▸ What the task asks
Render every entry verbatim.

▸ Dataset entries
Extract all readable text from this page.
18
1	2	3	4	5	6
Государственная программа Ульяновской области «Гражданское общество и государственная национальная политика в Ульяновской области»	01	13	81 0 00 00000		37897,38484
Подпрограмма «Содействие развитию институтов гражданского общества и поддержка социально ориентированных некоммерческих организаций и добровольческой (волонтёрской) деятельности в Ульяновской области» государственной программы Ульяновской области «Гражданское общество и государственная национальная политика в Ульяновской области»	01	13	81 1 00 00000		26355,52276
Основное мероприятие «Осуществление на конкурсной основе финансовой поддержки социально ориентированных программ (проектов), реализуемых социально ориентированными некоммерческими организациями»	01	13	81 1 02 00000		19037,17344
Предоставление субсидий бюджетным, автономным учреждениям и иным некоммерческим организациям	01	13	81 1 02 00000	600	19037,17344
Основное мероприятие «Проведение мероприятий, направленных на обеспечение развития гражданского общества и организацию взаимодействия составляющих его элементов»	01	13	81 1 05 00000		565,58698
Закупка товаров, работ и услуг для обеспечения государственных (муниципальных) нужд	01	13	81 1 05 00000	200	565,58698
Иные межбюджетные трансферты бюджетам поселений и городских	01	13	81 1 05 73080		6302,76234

▸ Result of this exercise
Extract all readable text from this page.
18
1	2	3	4	5	6
Государственная программа Ульяновской области «Гражданское общество и государственная национальная политика в Ульяновской области»	01	13	81 0 00 00000		37897,38484
Подпрограмма «Содействие развитию институтов гражданского общества и поддержка социально ориентированных некоммерческих организаций и добровольческой (волонтёрской) деятельности в Ульяновской области» государственной программы Ульяновской области «Гражданское общество и государственная национальная политика в Ульяновской области»	01	13	81 1 00 00000		26355,52276
Основное мероприятие «Осуществление на конкурсной основе финансовой поддержки социально ориентированных программ (проектов), реализуемых социально ориентированными некоммерческими организациями»	01	13	81 1 02 00000		19037,17344
Предоставление субсидий бюджетным, автономным учреждениям и иным некоммерческим организациям	01	13	81 1 02 00000	600	19037,17344
Основное мероприятие «Проведение мероприятий, направленных на обеспечение развития гражданского общества и организацию взаимодействия составляющих его элементов»	01	13	81 1 05 00000		565,58698
Закупка товаров, работ и услуг для обеспечения государственных (муниципальных) нужд	01	13	81 1 05 00000	200	565,58698
Иные межбюджетные трансферты бюджетам поселений и городских	01	13	81 1 05 73080		6302,76234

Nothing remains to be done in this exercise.